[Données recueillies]
★ ★ ★ ★ ★ ★ ★

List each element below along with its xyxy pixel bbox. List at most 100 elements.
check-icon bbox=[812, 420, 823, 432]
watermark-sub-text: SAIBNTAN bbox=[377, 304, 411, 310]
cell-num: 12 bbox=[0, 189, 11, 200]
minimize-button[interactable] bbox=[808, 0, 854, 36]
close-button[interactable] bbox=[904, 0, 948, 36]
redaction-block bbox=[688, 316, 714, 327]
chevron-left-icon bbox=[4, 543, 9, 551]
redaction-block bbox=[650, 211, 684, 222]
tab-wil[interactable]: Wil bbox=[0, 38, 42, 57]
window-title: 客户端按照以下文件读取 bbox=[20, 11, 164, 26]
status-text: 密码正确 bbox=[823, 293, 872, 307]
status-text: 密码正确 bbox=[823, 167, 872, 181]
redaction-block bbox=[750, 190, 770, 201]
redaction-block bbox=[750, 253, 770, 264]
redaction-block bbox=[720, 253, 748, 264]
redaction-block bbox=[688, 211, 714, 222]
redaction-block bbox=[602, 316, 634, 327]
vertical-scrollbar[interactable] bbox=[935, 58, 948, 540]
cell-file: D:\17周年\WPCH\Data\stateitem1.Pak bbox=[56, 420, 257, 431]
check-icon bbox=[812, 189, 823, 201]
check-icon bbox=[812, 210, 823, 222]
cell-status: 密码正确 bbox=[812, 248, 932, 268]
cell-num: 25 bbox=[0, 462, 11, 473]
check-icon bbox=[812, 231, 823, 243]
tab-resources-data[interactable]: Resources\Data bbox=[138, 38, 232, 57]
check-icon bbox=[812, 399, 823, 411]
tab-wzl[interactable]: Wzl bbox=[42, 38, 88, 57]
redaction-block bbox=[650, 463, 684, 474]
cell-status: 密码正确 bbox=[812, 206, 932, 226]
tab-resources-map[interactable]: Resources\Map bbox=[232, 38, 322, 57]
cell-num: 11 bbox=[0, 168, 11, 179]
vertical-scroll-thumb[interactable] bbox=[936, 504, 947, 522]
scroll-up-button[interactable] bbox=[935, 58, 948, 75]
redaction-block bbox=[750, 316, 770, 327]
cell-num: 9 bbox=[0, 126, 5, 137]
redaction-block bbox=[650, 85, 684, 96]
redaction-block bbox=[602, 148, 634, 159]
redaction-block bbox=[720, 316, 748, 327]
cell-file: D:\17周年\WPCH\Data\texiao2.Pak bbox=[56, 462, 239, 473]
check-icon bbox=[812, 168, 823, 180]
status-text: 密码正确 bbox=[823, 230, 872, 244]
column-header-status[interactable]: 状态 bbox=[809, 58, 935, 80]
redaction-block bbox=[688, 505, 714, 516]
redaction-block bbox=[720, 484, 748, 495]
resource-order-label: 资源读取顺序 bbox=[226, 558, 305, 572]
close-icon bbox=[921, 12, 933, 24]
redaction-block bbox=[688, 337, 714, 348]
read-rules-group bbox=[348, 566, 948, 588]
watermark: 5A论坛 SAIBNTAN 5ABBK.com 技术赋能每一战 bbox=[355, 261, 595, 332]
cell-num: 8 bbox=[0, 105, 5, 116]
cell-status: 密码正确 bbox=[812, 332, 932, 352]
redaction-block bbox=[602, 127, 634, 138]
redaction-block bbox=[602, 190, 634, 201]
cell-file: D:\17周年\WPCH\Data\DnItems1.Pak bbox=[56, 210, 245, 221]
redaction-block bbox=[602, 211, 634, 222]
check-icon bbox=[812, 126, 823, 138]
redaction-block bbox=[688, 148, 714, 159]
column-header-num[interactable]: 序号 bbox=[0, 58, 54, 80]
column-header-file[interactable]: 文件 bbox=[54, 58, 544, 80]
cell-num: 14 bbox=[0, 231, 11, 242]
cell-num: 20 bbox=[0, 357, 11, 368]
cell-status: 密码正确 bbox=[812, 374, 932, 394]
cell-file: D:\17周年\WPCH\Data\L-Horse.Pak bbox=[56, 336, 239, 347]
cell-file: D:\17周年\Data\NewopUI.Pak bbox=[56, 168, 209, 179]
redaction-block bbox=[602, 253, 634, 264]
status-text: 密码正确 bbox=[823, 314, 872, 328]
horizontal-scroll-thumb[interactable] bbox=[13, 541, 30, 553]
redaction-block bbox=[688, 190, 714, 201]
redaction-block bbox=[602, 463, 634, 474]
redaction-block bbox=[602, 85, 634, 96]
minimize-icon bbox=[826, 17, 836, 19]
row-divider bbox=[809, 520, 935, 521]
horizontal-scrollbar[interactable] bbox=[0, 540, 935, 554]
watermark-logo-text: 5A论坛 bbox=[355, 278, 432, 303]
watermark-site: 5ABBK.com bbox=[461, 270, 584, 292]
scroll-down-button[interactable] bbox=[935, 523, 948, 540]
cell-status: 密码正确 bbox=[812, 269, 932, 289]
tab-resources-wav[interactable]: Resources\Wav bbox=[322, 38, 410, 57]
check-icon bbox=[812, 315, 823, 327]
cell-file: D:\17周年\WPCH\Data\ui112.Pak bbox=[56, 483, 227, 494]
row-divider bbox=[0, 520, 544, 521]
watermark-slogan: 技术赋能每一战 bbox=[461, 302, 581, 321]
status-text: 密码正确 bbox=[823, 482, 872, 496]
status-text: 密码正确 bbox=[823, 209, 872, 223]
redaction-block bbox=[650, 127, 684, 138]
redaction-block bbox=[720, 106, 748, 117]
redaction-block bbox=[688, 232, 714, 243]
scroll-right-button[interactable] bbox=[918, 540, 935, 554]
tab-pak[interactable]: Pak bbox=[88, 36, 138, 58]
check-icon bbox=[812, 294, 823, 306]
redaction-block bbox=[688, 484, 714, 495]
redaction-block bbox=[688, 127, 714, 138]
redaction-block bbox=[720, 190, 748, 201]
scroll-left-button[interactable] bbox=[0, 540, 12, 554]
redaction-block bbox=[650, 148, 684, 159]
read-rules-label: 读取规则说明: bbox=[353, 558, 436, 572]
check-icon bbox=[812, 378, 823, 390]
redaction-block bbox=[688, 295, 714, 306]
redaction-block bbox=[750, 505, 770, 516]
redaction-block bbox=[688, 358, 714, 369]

★ ★ ★ ★ ★ ★ ★

### Énoncé:
Recopiez à l'identique les lignes des données, de la toute première jusqu'à celle qui contient « status-text: 密码正确 bbox=[823, 293, 872, 307] », ces deux lignes comprises.

### Réponse:
List each element below along with its xyxy pixel bbox. List at most 100 elements.
check-icon bbox=[812, 420, 823, 432]
watermark-sub-text: SAIBNTAN bbox=[377, 304, 411, 310]
cell-num: 12 bbox=[0, 189, 11, 200]
minimize-button[interactable] bbox=[808, 0, 854, 36]
close-button[interactable] bbox=[904, 0, 948, 36]
redaction-block bbox=[688, 316, 714, 327]
chevron-left-icon bbox=[4, 543, 9, 551]
redaction-block bbox=[650, 211, 684, 222]
tab-wil[interactable]: Wil bbox=[0, 38, 42, 57]
window-title: 客户端按照以下文件读取 bbox=[20, 11, 164, 26]
status-text: 密码正确 bbox=[823, 293, 872, 307]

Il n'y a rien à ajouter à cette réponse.